## The request:
Copy, from the entries below, each line in which the string "document" appears.

=== Task material ===

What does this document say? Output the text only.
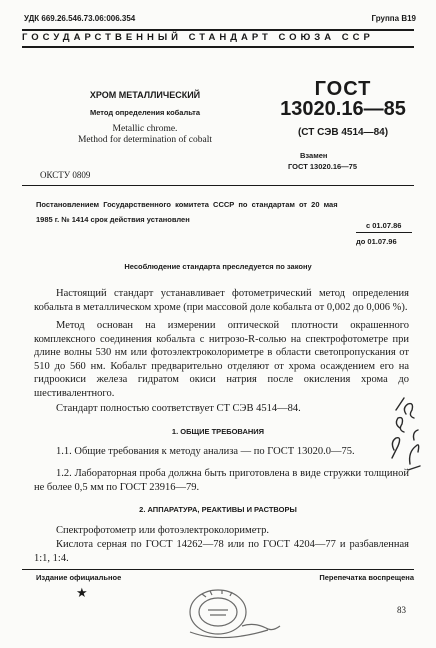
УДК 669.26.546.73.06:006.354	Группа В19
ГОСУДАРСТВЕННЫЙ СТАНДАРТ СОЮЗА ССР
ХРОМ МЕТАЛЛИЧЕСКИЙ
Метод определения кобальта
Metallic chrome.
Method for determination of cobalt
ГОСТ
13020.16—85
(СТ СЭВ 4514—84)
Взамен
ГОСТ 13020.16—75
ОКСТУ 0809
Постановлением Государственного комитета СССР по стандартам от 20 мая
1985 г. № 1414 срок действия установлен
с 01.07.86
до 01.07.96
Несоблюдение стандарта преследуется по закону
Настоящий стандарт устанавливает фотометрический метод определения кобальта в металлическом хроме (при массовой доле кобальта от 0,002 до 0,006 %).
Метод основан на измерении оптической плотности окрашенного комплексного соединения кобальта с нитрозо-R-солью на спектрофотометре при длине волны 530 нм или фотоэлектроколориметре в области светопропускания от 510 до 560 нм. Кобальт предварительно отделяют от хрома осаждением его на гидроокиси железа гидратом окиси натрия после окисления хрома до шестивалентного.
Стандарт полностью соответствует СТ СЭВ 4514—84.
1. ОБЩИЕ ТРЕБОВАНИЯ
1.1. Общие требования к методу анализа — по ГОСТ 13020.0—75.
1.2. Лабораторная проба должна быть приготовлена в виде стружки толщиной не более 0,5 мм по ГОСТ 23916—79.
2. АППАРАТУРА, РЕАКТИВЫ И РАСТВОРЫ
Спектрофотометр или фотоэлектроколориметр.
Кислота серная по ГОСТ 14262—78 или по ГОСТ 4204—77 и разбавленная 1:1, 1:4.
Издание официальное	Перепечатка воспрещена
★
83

===
=== Task material ===

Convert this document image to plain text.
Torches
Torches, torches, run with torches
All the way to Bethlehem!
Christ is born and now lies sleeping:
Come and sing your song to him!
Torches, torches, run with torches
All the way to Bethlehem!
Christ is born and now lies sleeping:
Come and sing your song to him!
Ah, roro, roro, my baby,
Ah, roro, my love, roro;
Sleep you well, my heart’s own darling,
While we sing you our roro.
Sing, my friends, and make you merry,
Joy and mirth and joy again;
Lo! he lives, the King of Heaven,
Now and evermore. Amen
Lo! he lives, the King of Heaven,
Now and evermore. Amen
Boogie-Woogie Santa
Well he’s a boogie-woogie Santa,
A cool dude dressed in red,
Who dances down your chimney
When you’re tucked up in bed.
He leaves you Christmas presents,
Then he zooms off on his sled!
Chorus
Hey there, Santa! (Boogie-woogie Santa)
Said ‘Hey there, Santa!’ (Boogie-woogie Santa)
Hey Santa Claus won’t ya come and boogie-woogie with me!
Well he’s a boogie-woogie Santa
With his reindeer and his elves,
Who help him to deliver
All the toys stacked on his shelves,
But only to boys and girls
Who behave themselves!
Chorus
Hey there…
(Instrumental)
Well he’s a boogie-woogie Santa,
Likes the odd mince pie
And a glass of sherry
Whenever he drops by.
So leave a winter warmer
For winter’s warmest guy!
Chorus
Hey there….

===

## Task response:
What does this document say? Output the text only.
Convert this document image to plain text.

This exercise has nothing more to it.